• [The task]
Repeat every line below exactly as it reads.

[Dataset rows about figures]
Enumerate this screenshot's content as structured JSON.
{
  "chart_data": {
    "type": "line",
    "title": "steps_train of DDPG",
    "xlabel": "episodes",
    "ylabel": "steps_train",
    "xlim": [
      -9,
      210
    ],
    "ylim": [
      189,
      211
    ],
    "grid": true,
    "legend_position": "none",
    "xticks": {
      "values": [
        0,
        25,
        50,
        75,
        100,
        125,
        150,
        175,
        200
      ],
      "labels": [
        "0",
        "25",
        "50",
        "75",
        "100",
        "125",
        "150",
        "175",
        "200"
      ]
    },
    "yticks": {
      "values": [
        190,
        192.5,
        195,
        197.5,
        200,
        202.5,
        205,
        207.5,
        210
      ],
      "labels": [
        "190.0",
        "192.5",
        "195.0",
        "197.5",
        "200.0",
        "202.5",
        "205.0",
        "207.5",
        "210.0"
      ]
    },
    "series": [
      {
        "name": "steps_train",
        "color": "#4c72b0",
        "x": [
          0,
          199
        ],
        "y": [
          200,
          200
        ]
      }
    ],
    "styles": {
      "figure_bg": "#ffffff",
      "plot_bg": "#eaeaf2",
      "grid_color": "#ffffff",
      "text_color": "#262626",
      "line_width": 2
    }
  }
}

• [Worked answer]
Enumerate this screenshot's content as structured JSON.
{
  "chart_data": {
    "type": "line",
    "title": "steps_train of DDPG",
    "xlabel": "episodes",
    "ylabel": "steps_train",
    "xlim": [
      -9,
      210
    ],
    "ylim": [
      189,
      211
    ],
    "grid": true,
    "legend_position": "none",
    "xticks": {
      "values": [
        0,
        25,
        50,
        75,
        100,
        125,
        150,
        175,
        200
      ],
      "labels": [
        "0",
        "25",
        "50",
        "75",
        "100",
        "125",
        "150",
        "175",
        "200"
      ]
    },
    "yticks": {
      "values": [
        190,
        192.5,
        195,
        197.5,
        200,
        202.5,
        205,
        207.5,
        210
      ],
      "labels": [
        "190.0",
        "192.5",
        "195.0",
        "197.5",
        "200.0",
        "202.5",
        "205.0",
        "207.5",
        "210.0"
      ]
    },
    "series": [
      {
        "name": "steps_train",
        "color": "#4c72b0",
        "x": [
          0,
          199
        ],
        "y": [
          200,
          200
        ]
      }
    ],
    "styles": {
      "figure_bg": "#ffffff",
      "plot_bg": "#eaeaf2",
      "grid_color": "#ffffff",
      "text_color": "#262626",
      "line_width": 2
    }
  }
}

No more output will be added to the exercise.